**Exercise objective**
Copy every line that holds "name".

**Data to use**
[Start]

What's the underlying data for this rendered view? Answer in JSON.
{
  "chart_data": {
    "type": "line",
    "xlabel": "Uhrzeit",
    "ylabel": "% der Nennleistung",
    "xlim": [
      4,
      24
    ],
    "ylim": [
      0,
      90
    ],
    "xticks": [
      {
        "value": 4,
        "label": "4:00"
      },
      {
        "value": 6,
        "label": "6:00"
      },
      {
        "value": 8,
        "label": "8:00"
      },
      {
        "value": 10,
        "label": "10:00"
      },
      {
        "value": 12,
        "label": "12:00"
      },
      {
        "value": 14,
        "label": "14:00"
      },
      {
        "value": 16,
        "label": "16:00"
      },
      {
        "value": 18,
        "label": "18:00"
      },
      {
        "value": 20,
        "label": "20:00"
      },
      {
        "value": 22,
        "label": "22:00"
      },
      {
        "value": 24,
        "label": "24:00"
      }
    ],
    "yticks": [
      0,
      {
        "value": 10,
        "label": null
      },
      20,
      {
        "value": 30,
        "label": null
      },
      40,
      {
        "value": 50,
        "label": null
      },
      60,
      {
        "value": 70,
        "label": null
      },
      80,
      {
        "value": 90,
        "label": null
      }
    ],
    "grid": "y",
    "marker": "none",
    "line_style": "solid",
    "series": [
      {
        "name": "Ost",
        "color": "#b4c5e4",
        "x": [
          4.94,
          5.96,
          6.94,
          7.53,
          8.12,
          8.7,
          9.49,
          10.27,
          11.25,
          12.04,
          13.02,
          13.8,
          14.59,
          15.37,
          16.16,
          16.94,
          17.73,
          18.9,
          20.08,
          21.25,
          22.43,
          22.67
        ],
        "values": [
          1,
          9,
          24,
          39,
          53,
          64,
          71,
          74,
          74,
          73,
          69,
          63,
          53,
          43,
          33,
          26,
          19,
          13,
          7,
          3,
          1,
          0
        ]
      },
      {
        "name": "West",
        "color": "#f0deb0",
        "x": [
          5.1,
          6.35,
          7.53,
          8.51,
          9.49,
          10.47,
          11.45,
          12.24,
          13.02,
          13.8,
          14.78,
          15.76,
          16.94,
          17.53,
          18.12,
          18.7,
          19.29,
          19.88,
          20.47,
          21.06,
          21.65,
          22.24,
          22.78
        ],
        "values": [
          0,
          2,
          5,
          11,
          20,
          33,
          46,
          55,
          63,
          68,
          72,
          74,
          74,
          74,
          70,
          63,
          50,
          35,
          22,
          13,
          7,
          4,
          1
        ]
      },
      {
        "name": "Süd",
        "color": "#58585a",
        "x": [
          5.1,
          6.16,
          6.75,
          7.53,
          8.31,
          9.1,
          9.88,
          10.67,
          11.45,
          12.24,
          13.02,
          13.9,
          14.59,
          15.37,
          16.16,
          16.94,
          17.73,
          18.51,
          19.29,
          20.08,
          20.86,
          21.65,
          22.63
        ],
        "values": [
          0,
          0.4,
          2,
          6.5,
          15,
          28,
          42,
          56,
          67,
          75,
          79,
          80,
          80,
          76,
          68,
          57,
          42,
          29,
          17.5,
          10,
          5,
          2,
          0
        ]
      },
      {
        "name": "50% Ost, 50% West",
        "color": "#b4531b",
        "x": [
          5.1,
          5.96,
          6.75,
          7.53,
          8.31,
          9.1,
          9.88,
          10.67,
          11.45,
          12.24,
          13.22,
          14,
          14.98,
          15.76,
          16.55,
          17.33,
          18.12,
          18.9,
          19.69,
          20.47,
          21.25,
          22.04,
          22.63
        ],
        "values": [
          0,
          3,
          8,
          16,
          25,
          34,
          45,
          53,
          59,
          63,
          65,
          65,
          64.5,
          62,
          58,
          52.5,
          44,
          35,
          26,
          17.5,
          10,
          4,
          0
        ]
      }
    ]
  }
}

[End]

**Result for this exercise**
        "name": "Ost",
        "name": "West",
        "name": "Süd",
        "name": "50% Ost, 50% West",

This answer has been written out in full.